Objective: Skip the pictures and quote all of the lines exactly.

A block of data

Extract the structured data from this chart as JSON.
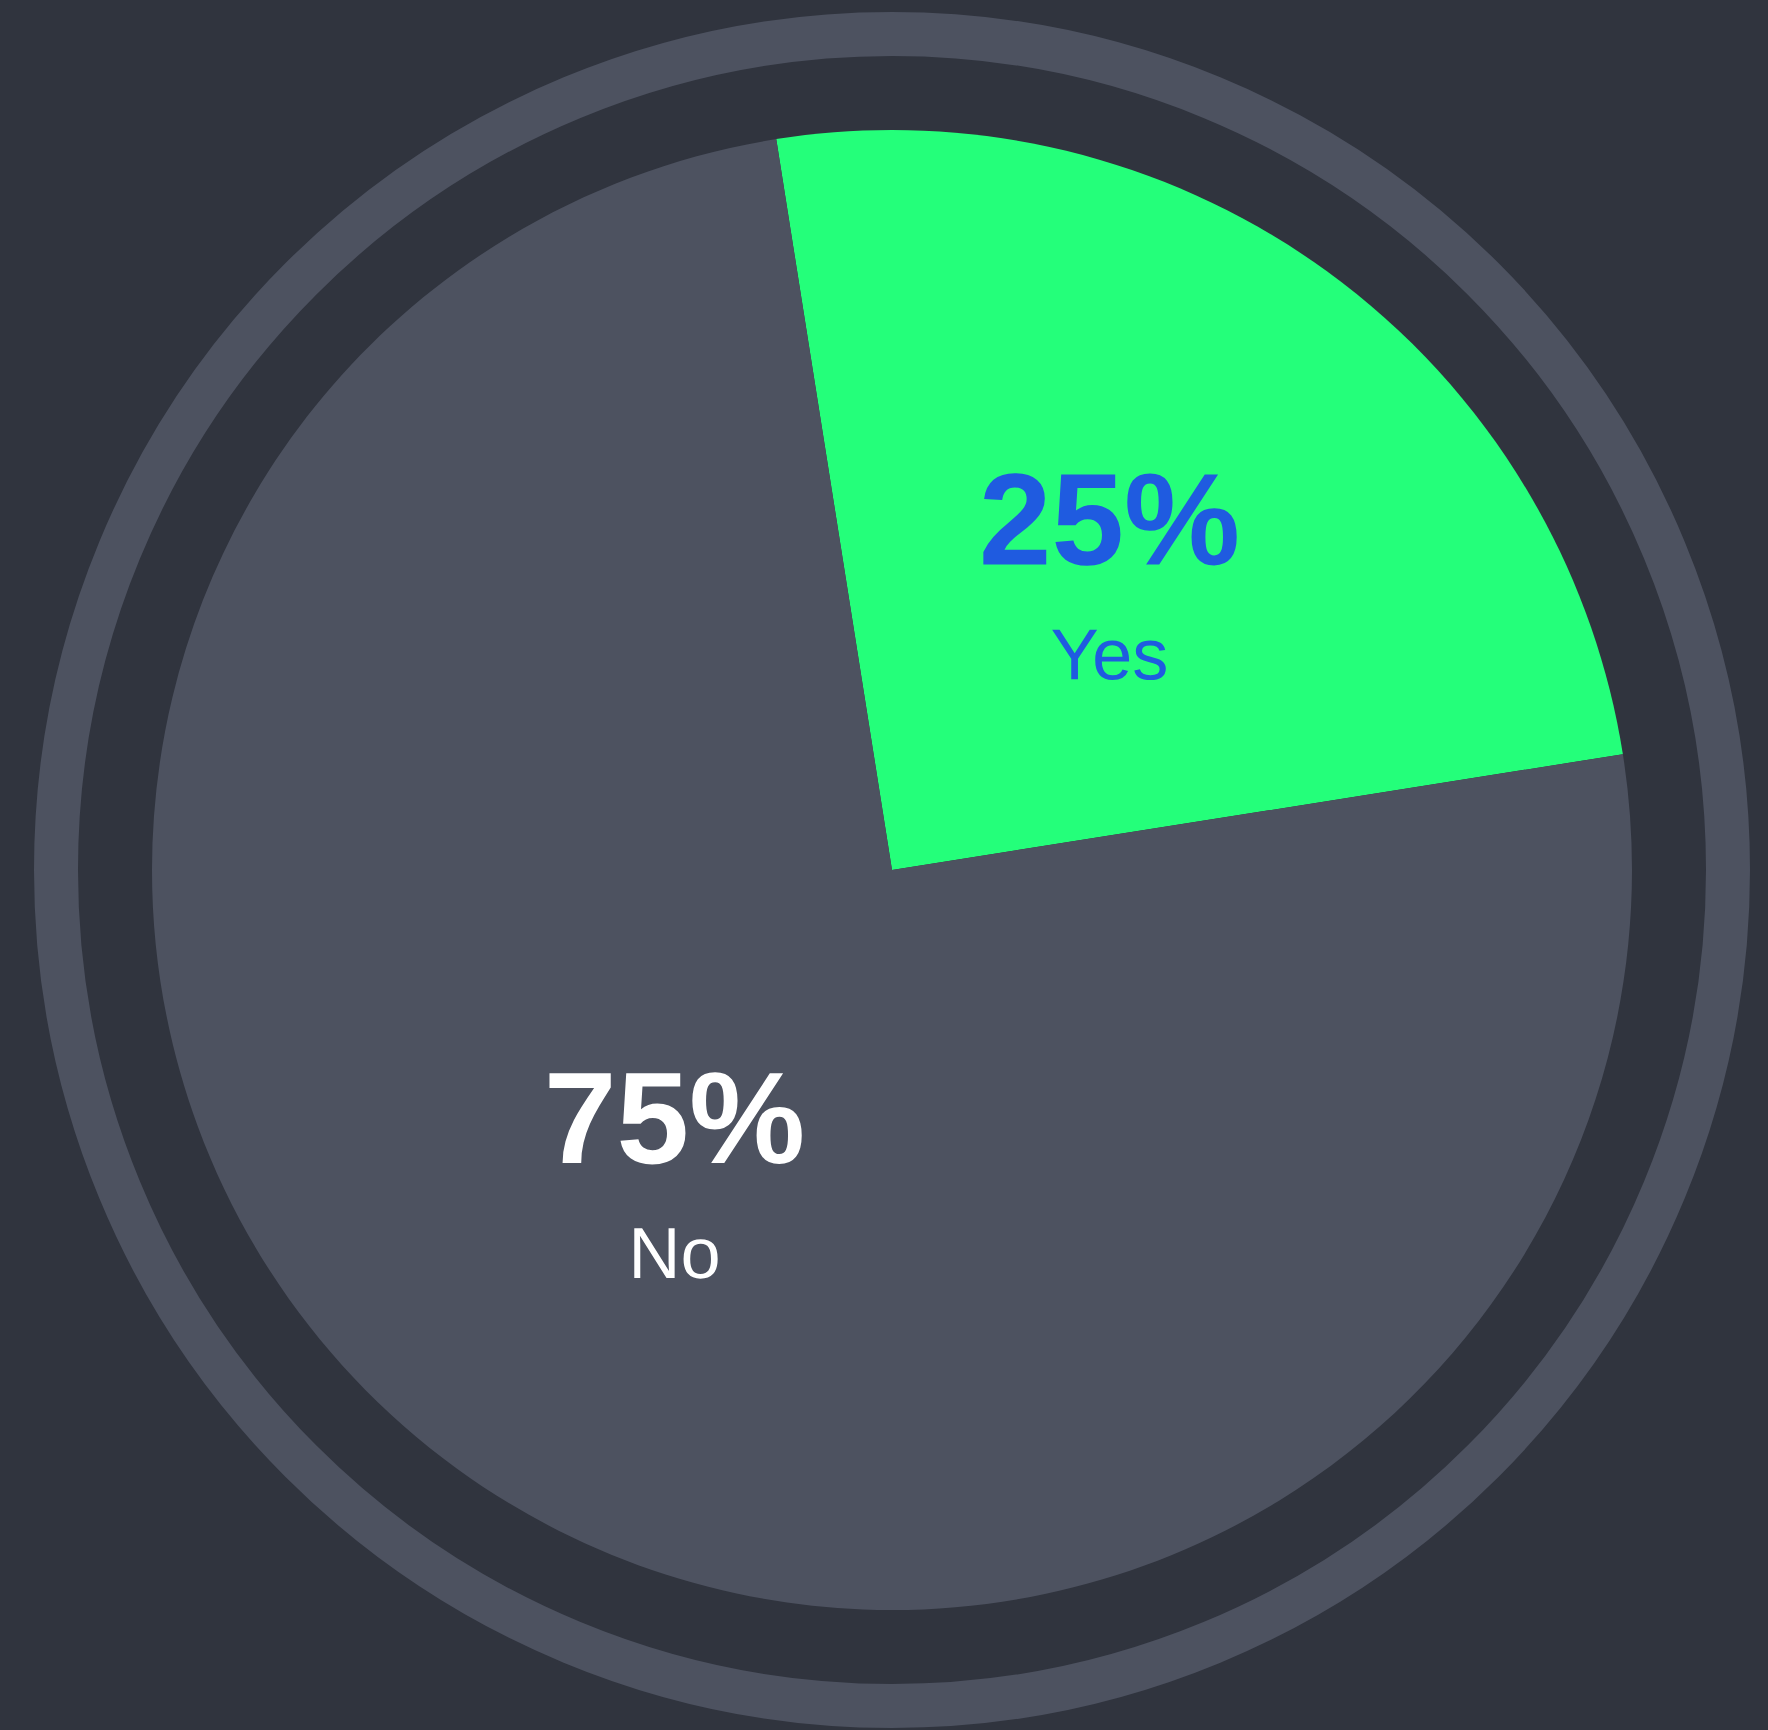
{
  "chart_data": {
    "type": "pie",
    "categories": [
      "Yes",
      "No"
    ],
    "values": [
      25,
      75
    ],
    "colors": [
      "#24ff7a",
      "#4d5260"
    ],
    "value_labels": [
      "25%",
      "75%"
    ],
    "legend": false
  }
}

Problem solution:
Extract the structured data from this chart as JSON.
{
  "chart_data": {
    "type": "pie",
    "categories": [
      "Yes",
      "No"
    ],
    "values": [
      25,
      75
    ],
    "colors": [
      "#24ff7a",
      "#4d5260"
    ],
    "value_labels": [
      "25%",
      "75%"
    ],
    "legend": false
  }
}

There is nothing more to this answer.